* _Task directions_:
Repeat the lines that follow, leaving nothing out.
----
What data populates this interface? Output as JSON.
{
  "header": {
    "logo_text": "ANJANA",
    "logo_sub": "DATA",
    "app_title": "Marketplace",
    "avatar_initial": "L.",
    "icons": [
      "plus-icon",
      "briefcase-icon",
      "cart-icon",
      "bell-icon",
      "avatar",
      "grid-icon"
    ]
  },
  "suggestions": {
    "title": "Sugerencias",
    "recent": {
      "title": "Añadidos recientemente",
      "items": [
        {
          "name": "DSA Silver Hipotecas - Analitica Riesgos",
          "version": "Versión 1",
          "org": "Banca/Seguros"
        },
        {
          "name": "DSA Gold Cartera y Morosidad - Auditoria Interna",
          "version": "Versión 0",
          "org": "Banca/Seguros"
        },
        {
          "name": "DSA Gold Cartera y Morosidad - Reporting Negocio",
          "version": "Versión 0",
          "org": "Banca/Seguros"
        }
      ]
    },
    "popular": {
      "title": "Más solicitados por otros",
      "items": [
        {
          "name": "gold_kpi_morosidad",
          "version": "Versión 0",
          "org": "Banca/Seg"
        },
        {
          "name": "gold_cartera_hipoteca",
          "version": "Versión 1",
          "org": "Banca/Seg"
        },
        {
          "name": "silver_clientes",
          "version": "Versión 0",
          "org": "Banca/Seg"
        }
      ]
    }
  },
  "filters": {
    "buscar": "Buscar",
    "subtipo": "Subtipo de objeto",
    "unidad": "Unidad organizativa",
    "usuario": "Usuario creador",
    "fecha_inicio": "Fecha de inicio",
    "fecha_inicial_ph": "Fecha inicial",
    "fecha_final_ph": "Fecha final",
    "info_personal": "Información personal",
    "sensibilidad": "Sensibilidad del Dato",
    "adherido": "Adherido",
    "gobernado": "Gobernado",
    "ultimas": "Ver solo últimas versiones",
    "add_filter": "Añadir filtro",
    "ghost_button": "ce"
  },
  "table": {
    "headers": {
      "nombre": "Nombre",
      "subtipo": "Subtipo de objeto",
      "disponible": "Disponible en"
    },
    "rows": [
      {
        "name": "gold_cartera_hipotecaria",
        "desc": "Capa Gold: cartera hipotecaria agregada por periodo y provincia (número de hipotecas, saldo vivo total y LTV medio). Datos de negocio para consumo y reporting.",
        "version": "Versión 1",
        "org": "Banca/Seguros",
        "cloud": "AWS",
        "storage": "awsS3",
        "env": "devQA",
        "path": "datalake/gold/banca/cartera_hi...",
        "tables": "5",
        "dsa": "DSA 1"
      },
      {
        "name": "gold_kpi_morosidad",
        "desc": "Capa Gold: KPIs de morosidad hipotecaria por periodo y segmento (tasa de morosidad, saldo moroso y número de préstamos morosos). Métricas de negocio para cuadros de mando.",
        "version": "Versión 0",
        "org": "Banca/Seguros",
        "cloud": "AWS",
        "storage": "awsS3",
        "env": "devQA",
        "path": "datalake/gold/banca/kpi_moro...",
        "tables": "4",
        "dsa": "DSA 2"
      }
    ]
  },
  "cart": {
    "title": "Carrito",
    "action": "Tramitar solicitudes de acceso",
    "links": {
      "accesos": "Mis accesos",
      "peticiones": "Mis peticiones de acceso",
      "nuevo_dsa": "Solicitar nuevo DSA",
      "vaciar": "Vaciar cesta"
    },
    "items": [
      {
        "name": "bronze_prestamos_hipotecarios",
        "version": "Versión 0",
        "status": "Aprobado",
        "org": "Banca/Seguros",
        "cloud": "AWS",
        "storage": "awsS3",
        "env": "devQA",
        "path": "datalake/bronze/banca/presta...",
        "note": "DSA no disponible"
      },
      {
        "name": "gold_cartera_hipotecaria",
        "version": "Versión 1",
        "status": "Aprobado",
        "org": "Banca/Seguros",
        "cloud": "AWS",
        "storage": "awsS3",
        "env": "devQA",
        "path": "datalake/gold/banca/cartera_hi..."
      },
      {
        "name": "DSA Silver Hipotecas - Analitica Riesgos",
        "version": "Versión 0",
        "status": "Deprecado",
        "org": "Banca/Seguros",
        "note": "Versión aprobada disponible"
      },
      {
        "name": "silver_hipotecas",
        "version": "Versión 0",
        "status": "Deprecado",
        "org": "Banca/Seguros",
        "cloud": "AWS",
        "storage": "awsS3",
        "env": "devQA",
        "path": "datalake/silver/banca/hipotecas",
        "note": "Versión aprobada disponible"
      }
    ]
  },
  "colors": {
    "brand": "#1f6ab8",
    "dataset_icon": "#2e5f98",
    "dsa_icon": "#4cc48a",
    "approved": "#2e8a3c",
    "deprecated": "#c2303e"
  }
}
----
* _Problem solution_:
What data populates this interface? Output as JSON.
{
  "header": {
    "logo_text": "ANJANA",
    "logo_sub": "DATA",
    "app_title": "Marketplace",
    "avatar_initial": "L.",
    "icons": [
      "plus-icon",
      "briefcase-icon",
      "cart-icon",
      "bell-icon",
      "avatar",
      "grid-icon"
    ]
  },
  "suggestions": {
    "title": "Sugerencias",
    "recent": {
      "title": "Añadidos recientemente",
      "items": [
        {
          "name": "DSA Silver Hipotecas - Analitica Riesgos",
          "version": "Versión 1",
          "org": "Banca/Seguros"
        },
        {
          "name": "DSA Gold Cartera y Morosidad - Auditoria Interna",
          "version": "Versión 0",
          "org": "Banca/Seguros"
        },
        {
          "name": "DSA Gold Cartera y Morosidad - Reporting Negocio",
          "version": "Versión 0",
          "org": "Banca/Seguros"
        }
      ]
    },
    "popular": {
      "title": "Más solicitados por otros",
      "items": [
        {
          "name": "gold_kpi_morosidad",
          "version": "Versión 0",
          "org": "Banca/Seg"
        },
        {
          "name": "gold_cartera_hipoteca",
          "version": "Versión 1",
          "org": "Banca/Seg"
        },
        {
          "name": "silver_clientes",
          "version": "Versión 0",
          "org": "Banca/Seg"
        }
      ]
    }
  },
  "filters": {
    "buscar": "Buscar",
    "subtipo": "Subtipo de objeto",
    "unidad": "Unidad organizativa",
    "usuario": "Usuario creador",
    "fecha_inicio": "Fecha de inicio",
    "fecha_inicial_ph": "Fecha inicial",
    "fecha_final_ph": "Fecha final",
    "info_personal": "Información personal",
    "sensibilidad": "Sensibilidad del Dato",
    "adherido": "Adherido",
    "gobernado": "Gobernado",
    "ultimas": "Ver solo últimas versiones",
    "add_filter": "Añadir filtro",
    "ghost_button": "ce"
  },
  "table": {
    "headers": {
      "nombre": "Nombre",
      "subtipo": "Subtipo de objeto",
      "disponible": "Disponible en"
    },
    "rows": [
      {
        "name": "gold_cartera_hipotecaria",
        "desc": "Capa Gold: cartera hipotecaria agregada por periodo y provincia (número de hipotecas, saldo vivo total y LTV medio). Datos de negocio para consumo y reporting.",
        "version": "Versión 1",
        "org": "Banca/Seguros",
        "cloud": "AWS",
        "storage": "awsS3",
        "env": "devQA",
        "path": "datalake/gold/banca/cartera_hi...",
        "tables": "5",
        "dsa": "DSA 1"
      },
      {
        "name": "gold_kpi_morosidad",
        "desc": "Capa Gold: KPIs de morosidad hipotecaria por periodo y segmento (tasa de morosidad, saldo moroso y número de préstamos morosos). Métricas de negocio para cuadros de mando.",
        "version": "Versión 0",
        "org": "Banca/Seguros",
        "cloud": "AWS",
        "storage": "awsS3",
        "env": "devQA",
        "path": "datalake/gold/banca/kpi_moro...",
        "tables": "4",
        "dsa": "DSA 2"
      }
    ]
  },
  "cart": {
    "title": "Carrito",
    "action": "Tramitar solicitudes de acceso",
    "links": {
      "accesos": "Mis accesos",
      "peticiones": "Mis peticiones de acceso",
      "nuevo_dsa": "Solicitar nuevo DSA",
      "vaciar": "Vaciar cesta"
    },
    "items": [
      {
        "name": "bronze_prestamos_hipotecarios",
        "version": "Versión 0",
        "status": "Aprobado",
        "org": "Banca/Seguros",
        "cloud": "AWS",
        "storage": "awsS3",
        "env": "devQA",
        "path": "datalake/bronze/banca/presta...",
        "note": "DSA no disponible"
      },
      {
        "name": "gold_cartera_hipotecaria",
        "version": "Versión 1",
        "status": "Aprobado",
        "org": "Banca/Seguros",
        "cloud": "AWS",
        "storage": "awsS3",
        "env": "devQA",
        "path": "datalake/gold/banca/cartera_hi..."
      },
      {
        "name": "DSA Silver Hipotecas - Analitica Riesgos",
        "version": "Versión 0",
        "status": "Deprecado",
        "org": "Banca/Seguros",
        "note": "Versión aprobada disponible"
      },
      {
        "name": "silver_hipotecas",
        "version": "Versión 0",
        "status": "Deprecado",
        "org": "Banca/Seguros",
        "cloud": "AWS",
        "storage": "awsS3",
        "env": "devQA",
        "path": "datalake/silver/banca/hipotecas",
        "note": "Versión aprobada disponible"
      }
    ]
  },
  "colors": {
    "brand": "#1f6ab8",
    "dataset_icon": "#2e5f98",
    "dsa_icon": "#4cc48a",
    "approved": "#2e8a3c",
    "deprecated": "#c2303e"
  }
}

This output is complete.